» **TASK**
In the lines below, find how many contain the word "Zimmerberg" and report that figure alone.

(Records from a collection of figures)
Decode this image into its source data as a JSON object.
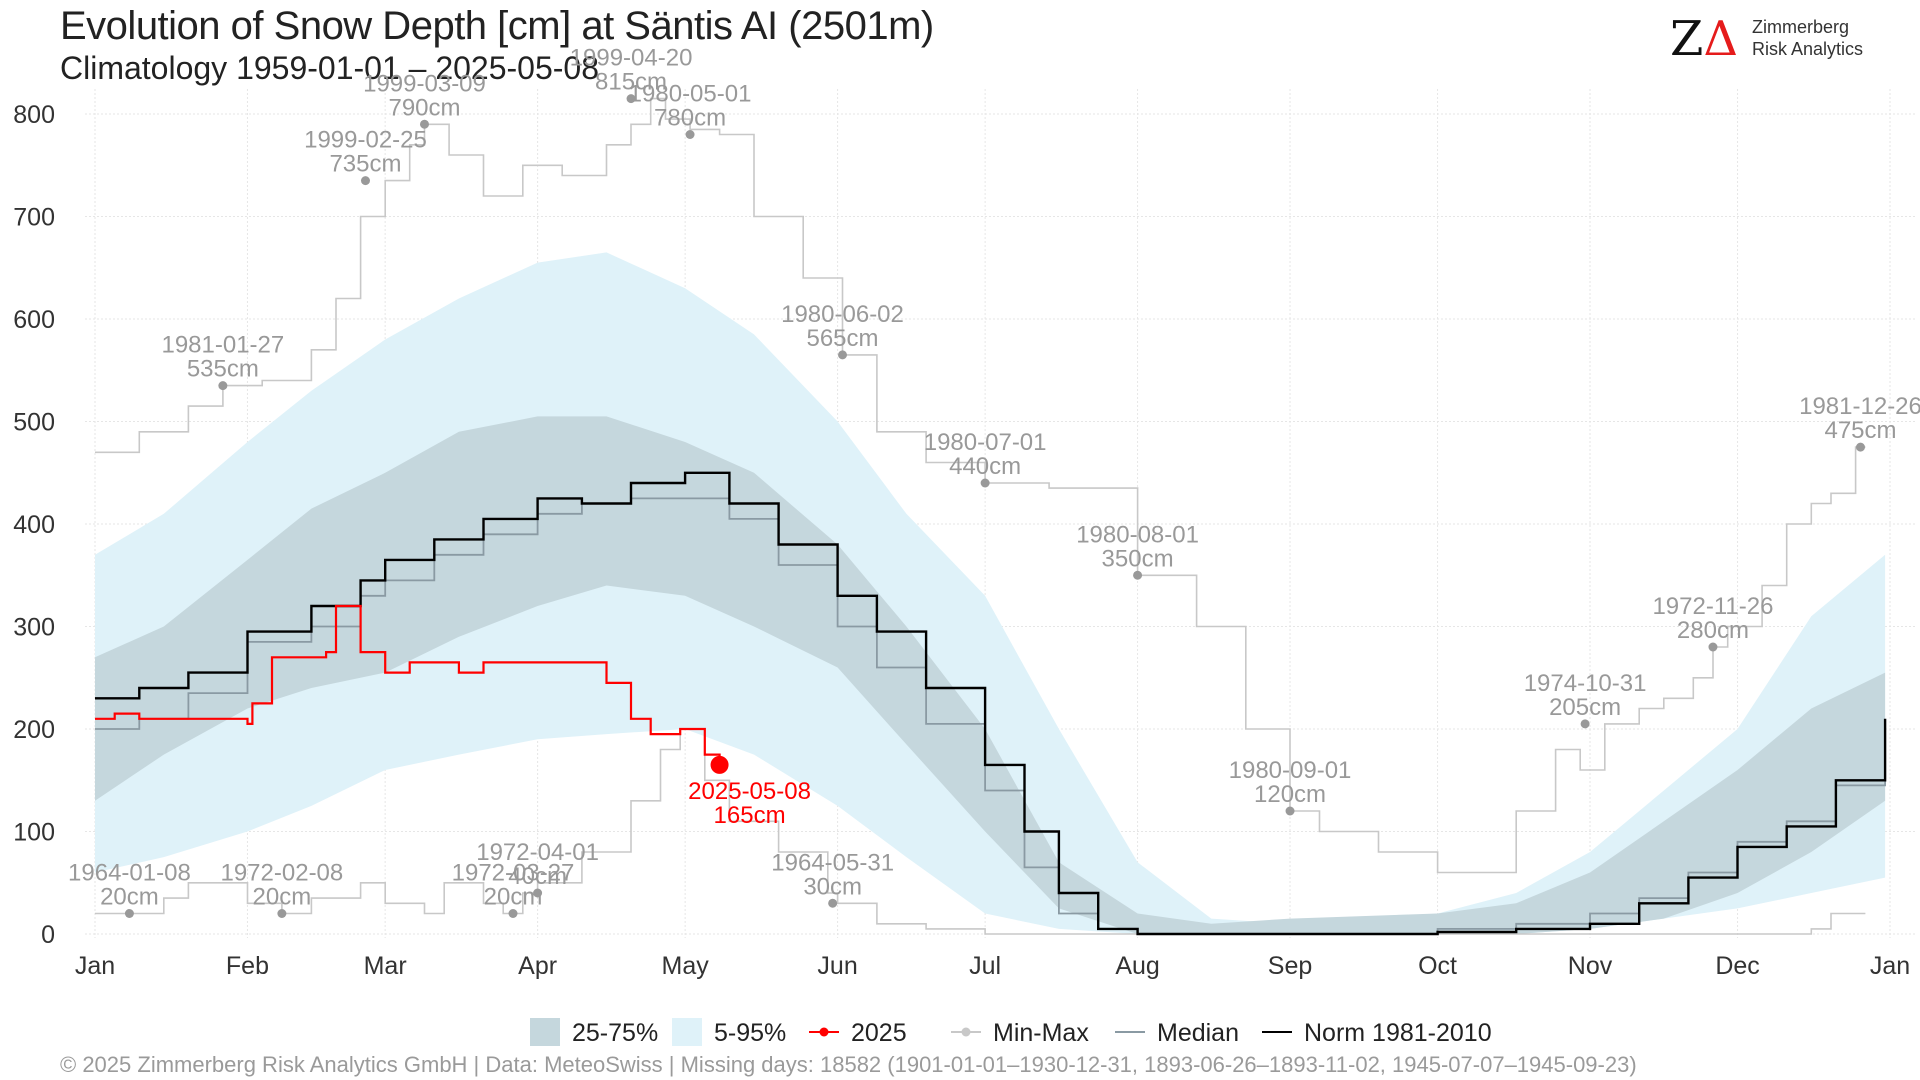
{
  "header": {
    "title": "Evolution of Snow Depth [cm] at Säntis  AI (2501m)",
    "subtitle": "Climatology 1959-01-01 – 2025-05-08"
  },
  "logo": {
    "mark_z": "Z",
    "mark_delta": "Δ",
    "line1": "Zimmerberg",
    "line2": "Risk Analytics"
  },
  "footer": {
    "caption": "©  2025 Zimmerberg Risk Analytics GmbH | Data: MeteoSwiss | Missing days: 18582 (1901-01-01–1930-12-31, 1893-06-26–1893-11-02, 1945-07-07–1945-09-23)"
  },
  "colors": {
    "band_25_75": "#c5d7dd",
    "band_5_95": "#dff2f9",
    "current_year": "#ff0000",
    "min_max": "#c8c8c8",
    "median": "#8a9aa3",
    "norm": "#000000",
    "annotation": "#999999",
    "grid": "#e6e6e6"
  },
  "chart_data": {
    "type": "line",
    "x_unit": "day of year",
    "ylim": [
      0,
      800
    ],
    "yticks": [
      0,
      100,
      200,
      300,
      400,
      500,
      600,
      700,
      800
    ],
    "month_labels": [
      "Jan",
      "Feb",
      "Mar",
      "Apr",
      "May",
      "Jun",
      "Jul",
      "Aug",
      "Sep",
      "Oct",
      "Nov",
      "Dec",
      "Jan"
    ],
    "month_starts": [
      1,
      32,
      60,
      91,
      121,
      152,
      182,
      213,
      244,
      274,
      305,
      335,
      366
    ],
    "grid": true,
    "legend_position": "bottom",
    "legend": [
      "25-75%",
      "5-95%",
      "2025",
      "Min-Max",
      "Median",
      "Norm 1981-2010"
    ],
    "percentile_5_95": {
      "x": [
        1,
        15,
        32,
        45,
        60,
        75,
        91,
        105,
        121,
        135,
        152,
        166,
        182,
        197,
        213,
        228,
        244,
        274,
        290,
        305,
        320,
        335,
        350,
        365
      ],
      "lower": [
        60,
        75,
        100,
        125,
        160,
        175,
        190,
        195,
        200,
        175,
        125,
        75,
        20,
        5,
        0,
        0,
        0,
        0,
        0,
        5,
        15,
        25,
        40,
        55
      ],
      "upper": [
        370,
        410,
        480,
        530,
        580,
        620,
        655,
        665,
        630,
        585,
        500,
        410,
        330,
        200,
        70,
        15,
        10,
        20,
        40,
        80,
        140,
        200,
        310,
        370
      ]
    },
    "percentile_25_75": {
      "x": [
        1,
        15,
        32,
        45,
        60,
        75,
        91,
        105,
        121,
        135,
        152,
        166,
        182,
        197,
        213,
        228,
        244,
        274,
        290,
        305,
        320,
        335,
        350,
        365
      ],
      "lower": [
        130,
        175,
        220,
        240,
        255,
        290,
        320,
        340,
        330,
        300,
        260,
        185,
        100,
        25,
        0,
        0,
        0,
        0,
        0,
        5,
        15,
        40,
        80,
        130
      ],
      "upper": [
        270,
        300,
        365,
        415,
        450,
        490,
        505,
        505,
        480,
        450,
        380,
        300,
        200,
        70,
        20,
        10,
        15,
        20,
        30,
        60,
        110,
        160,
        220,
        255
      ]
    },
    "series": [
      {
        "name": "Norm 1981-2010",
        "x": [
          1,
          10,
          20,
          32,
          45,
          55,
          60,
          70,
          80,
          91,
          100,
          110,
          121,
          130,
          140,
          152,
          160,
          170,
          182,
          190,
          197,
          205,
          213,
          230,
          244,
          274,
          290,
          305,
          315,
          325,
          335,
          345,
          355,
          365
        ],
        "y": [
          230,
          240,
          255,
          295,
          320,
          345,
          365,
          385,
          405,
          425,
          420,
          440,
          450,
          420,
          380,
          330,
          295,
          240,
          165,
          100,
          40,
          5,
          0,
          0,
          0,
          2,
          5,
          10,
          30,
          55,
          85,
          105,
          150,
          210
        ]
      },
      {
        "name": "Median",
        "x": [
          1,
          10,
          20,
          32,
          45,
          55,
          60,
          70,
          80,
          91,
          100,
          110,
          121,
          130,
          140,
          152,
          160,
          170,
          182,
          190,
          197,
          205,
          213,
          230,
          244,
          274,
          290,
          305,
          315,
          325,
          335,
          345,
          355,
          365
        ],
        "y": [
          200,
          210,
          235,
          285,
          300,
          330,
          345,
          370,
          390,
          410,
          420,
          425,
          425,
          405,
          360,
          300,
          260,
          205,
          140,
          65,
          20,
          5,
          0,
          0,
          0,
          5,
          10,
          20,
          35,
          60,
          90,
          110,
          145,
          195
        ]
      },
      {
        "name": "2025",
        "x": [
          1,
          5,
          10,
          15,
          32,
          33,
          37,
          45,
          48,
          50,
          55,
          60,
          65,
          70,
          75,
          80,
          91,
          100,
          105,
          110,
          114,
          120,
          125,
          128
        ],
        "y": [
          210,
          215,
          210,
          210,
          205,
          225,
          270,
          270,
          275,
          320,
          275,
          255,
          265,
          265,
          255,
          265,
          265,
          265,
          245,
          210,
          195,
          200,
          175,
          165
        ]
      },
      {
        "name": "Min-Max (max)",
        "x": [
          1,
          10,
          20,
          27,
          35,
          45,
          50,
          55,
          60,
          65,
          68,
          73,
          80,
          88,
          96,
          105,
          110,
          114,
          117,
          122,
          128,
          135,
          145,
          153,
          160,
          170,
          182,
          195,
          213,
          225,
          235,
          244,
          250,
          262,
          274,
          280,
          290,
          298,
          303,
          308,
          315,
          320,
          326,
          330,
          333,
          340,
          345,
          350,
          354,
          359,
          361
        ],
        "y": [
          470,
          490,
          515,
          535,
          540,
          570,
          620,
          700,
          735,
          770,
          790,
          760,
          720,
          750,
          740,
          770,
          790,
          815,
          795,
          785,
          780,
          700,
          640,
          565,
          490,
          460,
          440,
          435,
          350,
          300,
          200,
          120,
          100,
          80,
          60,
          60,
          120,
          180,
          160,
          205,
          220,
          230,
          250,
          280,
          300,
          340,
          400,
          420,
          430,
          475,
          475
        ]
      },
      {
        "name": "Min-Max (min)",
        "x": [
          1,
          8,
          15,
          20,
          32,
          39,
          45,
          55,
          60,
          68,
          72,
          80,
          84,
          88,
          91,
          100,
          110,
          116,
          120,
          125,
          130,
          140,
          150,
          152,
          160,
          170,
          182,
          213,
          244,
          274,
          305,
          335,
          350,
          354,
          361
        ],
        "y": [
          20,
          20,
          35,
          50,
          30,
          20,
          35,
          50,
          30,
          20,
          50,
          30,
          20,
          40,
          50,
          80,
          130,
          180,
          200,
          150,
          110,
          80,
          40,
          30,
          10,
          5,
          0,
          0,
          0,
          0,
          0,
          0,
          5,
          20,
          20
        ]
      }
    ],
    "current_point": {
      "label": "2025-05-08",
      "value_label": "165cm",
      "x": 128,
      "y": 165
    },
    "annotations": [
      {
        "date": "1999-02-25",
        "value": "735cm",
        "x": 56,
        "y": 735
      },
      {
        "date": "1999-03-09",
        "value": "790cm",
        "x": 68,
        "y": 790
      },
      {
        "date": "1999-04-20",
        "value": "815cm",
        "x": 110,
        "y": 815
      },
      {
        "date": "1980-05-01",
        "value": "780cm",
        "x": 122,
        "y": 780
      },
      {
        "date": "1981-01-27",
        "value": "535cm",
        "x": 27,
        "y": 535
      },
      {
        "date": "1980-06-02",
        "value": "565cm",
        "x": 153,
        "y": 565
      },
      {
        "date": "1980-07-01",
        "value": "440cm",
        "x": 182,
        "y": 440
      },
      {
        "date": "1980-08-01",
        "value": "350cm",
        "x": 213,
        "y": 350
      },
      {
        "date": "1980-09-01",
        "value": "120cm",
        "x": 244,
        "y": 120
      },
      {
        "date": "1974-10-31",
        "value": "205cm",
        "x": 304,
        "y": 205
      },
      {
        "date": "1972-11-26",
        "value": "280cm",
        "x": 330,
        "y": 280
      },
      {
        "date": "1981-12-26",
        "value": "475cm",
        "x": 360,
        "y": 475
      },
      {
        "date": "1964-01-08",
        "value": "20cm",
        "x": 8,
        "y": 20
      },
      {
        "date": "1972-02-08",
        "value": "20cm",
        "x": 39,
        "y": 20
      },
      {
        "date": "1972-03-27",
        "value": "20cm",
        "x": 86,
        "y": 20
      },
      {
        "date": "1972-04-01",
        "value": "40cm",
        "x": 91,
        "y": 40
      },
      {
        "date": "1964-05-31",
        "value": "30cm",
        "x": 151,
        "y": 30
      }
    ]
  }
}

» **SOLVED EXERCISE**
2